§ **Goal of the exercise**
Output the lines, from the first one up to and including the line with "left-tick-2015: 2015 xyxy=(473,816,519,837)", as a JSON list of strings with one string per line and blank lines left out.

§ **Data shown**
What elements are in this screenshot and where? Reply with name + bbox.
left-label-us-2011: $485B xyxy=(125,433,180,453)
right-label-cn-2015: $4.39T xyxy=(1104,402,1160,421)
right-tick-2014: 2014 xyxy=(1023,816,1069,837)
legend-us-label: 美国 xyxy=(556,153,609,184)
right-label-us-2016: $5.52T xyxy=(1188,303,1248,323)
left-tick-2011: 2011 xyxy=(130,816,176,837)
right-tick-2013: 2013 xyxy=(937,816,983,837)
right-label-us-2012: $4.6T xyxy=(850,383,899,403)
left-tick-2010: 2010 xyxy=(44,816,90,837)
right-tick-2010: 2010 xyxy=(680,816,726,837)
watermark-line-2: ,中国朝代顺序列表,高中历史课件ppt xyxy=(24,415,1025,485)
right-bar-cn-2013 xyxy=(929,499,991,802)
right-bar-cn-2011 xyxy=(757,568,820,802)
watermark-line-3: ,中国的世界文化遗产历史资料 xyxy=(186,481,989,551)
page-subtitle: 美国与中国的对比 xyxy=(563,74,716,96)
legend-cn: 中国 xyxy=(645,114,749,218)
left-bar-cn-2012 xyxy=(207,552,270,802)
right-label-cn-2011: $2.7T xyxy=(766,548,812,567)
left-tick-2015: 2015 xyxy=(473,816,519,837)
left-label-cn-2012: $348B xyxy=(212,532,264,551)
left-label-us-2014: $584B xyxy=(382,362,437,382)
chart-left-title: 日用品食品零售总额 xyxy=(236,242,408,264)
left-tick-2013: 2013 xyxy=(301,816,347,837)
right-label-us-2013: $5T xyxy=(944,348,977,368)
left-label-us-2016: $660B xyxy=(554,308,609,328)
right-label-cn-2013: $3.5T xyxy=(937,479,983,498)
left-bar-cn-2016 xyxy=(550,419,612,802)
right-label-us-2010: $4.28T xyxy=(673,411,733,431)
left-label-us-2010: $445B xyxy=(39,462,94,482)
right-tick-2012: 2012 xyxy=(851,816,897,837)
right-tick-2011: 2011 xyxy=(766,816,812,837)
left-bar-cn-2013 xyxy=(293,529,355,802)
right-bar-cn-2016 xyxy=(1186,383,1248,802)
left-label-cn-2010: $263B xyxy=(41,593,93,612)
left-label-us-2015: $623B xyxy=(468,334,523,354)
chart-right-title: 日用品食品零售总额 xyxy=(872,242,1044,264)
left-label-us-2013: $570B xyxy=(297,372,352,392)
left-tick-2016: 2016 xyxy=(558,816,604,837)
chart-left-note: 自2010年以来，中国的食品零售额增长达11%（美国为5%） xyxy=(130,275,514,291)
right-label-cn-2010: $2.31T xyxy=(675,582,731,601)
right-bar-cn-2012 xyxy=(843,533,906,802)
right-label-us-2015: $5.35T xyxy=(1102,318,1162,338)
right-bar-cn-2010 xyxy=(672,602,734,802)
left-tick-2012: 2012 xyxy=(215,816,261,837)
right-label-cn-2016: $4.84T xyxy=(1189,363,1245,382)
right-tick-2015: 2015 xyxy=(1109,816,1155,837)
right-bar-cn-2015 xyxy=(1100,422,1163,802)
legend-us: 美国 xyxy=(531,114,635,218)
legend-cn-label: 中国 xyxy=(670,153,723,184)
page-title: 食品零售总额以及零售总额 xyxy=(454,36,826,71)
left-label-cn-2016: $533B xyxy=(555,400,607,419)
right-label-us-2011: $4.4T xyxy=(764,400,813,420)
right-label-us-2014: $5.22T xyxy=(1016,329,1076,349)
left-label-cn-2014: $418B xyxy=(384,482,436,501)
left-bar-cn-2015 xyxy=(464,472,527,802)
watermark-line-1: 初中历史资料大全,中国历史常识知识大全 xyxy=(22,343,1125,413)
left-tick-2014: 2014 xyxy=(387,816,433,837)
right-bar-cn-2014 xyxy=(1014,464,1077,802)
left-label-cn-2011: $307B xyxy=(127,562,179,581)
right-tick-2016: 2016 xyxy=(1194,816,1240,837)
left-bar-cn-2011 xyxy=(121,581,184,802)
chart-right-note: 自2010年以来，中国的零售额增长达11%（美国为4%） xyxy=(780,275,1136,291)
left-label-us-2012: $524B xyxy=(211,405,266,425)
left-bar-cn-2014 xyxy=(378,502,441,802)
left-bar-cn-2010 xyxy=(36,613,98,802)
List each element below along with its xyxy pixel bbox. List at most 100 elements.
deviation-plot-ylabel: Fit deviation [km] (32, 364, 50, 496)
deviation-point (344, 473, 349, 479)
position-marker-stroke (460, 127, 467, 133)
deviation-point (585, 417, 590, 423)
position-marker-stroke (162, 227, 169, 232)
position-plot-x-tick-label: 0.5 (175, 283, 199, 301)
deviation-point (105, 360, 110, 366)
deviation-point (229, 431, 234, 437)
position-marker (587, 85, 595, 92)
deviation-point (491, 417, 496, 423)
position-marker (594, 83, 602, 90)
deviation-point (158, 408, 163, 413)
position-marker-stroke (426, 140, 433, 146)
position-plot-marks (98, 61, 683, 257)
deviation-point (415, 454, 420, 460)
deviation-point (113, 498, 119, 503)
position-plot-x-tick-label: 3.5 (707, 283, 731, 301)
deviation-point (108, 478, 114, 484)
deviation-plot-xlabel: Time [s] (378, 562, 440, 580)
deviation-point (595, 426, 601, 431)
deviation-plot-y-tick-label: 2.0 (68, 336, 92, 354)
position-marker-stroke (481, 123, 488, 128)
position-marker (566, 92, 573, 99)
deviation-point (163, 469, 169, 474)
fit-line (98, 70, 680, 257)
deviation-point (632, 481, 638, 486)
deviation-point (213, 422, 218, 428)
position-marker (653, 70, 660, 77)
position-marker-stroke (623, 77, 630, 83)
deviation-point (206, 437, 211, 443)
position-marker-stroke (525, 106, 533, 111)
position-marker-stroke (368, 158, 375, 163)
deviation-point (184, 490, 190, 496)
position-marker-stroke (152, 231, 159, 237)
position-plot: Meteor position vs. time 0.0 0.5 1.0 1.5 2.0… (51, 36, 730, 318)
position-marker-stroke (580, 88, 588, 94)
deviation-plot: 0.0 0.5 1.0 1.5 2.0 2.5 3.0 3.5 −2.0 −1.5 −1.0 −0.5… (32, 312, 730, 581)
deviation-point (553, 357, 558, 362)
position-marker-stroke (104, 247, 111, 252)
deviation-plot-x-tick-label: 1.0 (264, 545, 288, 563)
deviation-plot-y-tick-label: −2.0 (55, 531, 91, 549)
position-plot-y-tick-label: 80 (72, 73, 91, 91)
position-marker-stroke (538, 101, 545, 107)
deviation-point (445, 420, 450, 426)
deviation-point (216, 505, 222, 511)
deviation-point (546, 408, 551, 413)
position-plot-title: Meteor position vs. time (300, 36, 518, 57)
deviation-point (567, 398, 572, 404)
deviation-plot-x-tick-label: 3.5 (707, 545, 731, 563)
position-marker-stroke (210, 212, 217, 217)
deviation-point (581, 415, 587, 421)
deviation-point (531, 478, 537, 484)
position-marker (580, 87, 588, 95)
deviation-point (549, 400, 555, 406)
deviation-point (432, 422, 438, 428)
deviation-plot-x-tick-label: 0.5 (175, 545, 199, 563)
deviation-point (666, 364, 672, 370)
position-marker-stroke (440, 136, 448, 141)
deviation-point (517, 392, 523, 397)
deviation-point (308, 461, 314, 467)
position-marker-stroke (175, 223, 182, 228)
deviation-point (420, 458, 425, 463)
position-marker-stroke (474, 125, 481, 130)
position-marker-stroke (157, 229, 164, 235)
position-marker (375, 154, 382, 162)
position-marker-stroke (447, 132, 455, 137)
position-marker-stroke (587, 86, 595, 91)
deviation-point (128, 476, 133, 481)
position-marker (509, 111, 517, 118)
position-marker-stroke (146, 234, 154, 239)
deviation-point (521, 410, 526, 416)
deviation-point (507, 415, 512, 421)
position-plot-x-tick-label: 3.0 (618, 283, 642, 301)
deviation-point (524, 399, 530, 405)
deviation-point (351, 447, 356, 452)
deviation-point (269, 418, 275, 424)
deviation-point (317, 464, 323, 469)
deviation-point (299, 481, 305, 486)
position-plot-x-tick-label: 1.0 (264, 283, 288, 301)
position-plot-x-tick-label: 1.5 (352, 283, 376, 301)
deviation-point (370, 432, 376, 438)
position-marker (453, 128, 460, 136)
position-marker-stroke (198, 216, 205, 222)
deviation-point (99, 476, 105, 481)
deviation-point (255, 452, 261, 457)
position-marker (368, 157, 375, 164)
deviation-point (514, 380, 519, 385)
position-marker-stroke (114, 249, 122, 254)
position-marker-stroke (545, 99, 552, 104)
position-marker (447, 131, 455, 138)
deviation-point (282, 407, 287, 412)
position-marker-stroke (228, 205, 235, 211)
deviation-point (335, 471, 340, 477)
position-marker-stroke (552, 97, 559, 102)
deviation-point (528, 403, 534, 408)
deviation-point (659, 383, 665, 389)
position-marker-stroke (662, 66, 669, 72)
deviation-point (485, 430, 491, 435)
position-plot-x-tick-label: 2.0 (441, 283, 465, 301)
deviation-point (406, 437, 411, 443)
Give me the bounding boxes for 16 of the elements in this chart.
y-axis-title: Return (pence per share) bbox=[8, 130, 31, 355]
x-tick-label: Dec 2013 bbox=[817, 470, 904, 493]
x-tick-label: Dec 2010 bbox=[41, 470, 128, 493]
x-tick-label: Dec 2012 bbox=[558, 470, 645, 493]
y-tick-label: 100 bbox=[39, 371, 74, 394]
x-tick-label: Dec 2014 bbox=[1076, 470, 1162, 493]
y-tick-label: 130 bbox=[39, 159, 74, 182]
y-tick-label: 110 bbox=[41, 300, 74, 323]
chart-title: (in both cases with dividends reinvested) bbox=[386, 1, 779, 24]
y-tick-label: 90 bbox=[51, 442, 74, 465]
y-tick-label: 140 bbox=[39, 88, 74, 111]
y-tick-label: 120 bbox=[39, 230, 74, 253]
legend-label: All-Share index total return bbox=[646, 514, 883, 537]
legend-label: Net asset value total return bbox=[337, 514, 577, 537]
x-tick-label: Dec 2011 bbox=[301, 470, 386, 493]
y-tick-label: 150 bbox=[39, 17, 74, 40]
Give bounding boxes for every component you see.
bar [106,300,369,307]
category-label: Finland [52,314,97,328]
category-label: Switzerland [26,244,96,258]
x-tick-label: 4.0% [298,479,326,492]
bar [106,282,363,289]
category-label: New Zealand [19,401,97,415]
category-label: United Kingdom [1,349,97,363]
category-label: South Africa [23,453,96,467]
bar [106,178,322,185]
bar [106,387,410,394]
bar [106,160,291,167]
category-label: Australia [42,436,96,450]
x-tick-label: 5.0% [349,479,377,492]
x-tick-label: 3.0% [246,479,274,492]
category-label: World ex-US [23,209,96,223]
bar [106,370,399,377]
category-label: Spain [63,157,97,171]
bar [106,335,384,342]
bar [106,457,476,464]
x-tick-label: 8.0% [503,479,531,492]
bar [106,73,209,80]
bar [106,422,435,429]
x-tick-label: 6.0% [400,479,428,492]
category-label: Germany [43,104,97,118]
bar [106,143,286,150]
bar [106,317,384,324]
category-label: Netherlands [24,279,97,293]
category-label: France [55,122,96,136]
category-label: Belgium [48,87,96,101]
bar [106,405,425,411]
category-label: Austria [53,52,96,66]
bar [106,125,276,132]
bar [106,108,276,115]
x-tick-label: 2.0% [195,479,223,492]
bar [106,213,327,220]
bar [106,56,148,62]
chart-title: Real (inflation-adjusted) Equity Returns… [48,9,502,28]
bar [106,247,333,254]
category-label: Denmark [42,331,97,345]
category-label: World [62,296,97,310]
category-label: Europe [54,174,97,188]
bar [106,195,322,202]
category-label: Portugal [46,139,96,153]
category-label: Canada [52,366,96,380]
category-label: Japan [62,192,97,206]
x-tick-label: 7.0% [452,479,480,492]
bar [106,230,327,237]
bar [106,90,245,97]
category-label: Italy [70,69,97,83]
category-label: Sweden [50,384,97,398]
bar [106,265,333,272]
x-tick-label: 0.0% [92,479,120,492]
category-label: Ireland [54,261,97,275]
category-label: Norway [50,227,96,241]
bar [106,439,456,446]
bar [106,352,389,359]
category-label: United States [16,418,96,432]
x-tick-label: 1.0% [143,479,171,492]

§ **Answer for this exercise**
[
  "What elements are in this screenshot and where? Reply with name + bbox.",
  "left-label-us-2011: $485B xyxy=(125,433,180,453)",
  "right-label-cn-2015: $4.39T xyxy=(1104,402,1160,421)",
  "right-tick-2014: 2014 xyxy=(1023,816,1069,837)",
  "legend-us-label: 美国 xyxy=(556,153,609,184)",
  "right-label-us-2016: $5.52T xyxy=(1188,303,1248,323)",
  "left-tick-2011: 2011 xyxy=(130,816,176,837)",
  "right-tick-2013: 2013 xyxy=(937,816,983,837)",
  "right-label-us-2012: $4.6T xyxy=(850,383,899,403)",
  "left-tick-2010: 2010 xyxy=(44,816,90,837)",
  "right-tick-2010: 2010 xyxy=(680,816,726,837)",
  "watermark-line-2: ,中国朝代顺序列表,高中历史课件ppt xyxy=(24,415,1025,485)",
  "right-bar-cn-2013 xyxy=(929,499,991,802)",
  "right-bar-cn-2011 xyxy=(757,568,820,802)",
  "watermark-line-3: ,中国的世界文化遗产历史资料 xyxy=(186,481,989,551)",
  "page-subtitle: 美国与中国的对比 xyxy=(563,74,716,96)",
  "legend-cn: 中国 xyxy=(645,114,749,218)",
  "left-bar-cn-2012 xyxy=(207,552,270,802)",
  "right-label-cn-2011: $2.7T xyxy=(766,548,812,567)",
  "left-tick-2015: 2015 xyxy=(473,816,519,837)"
]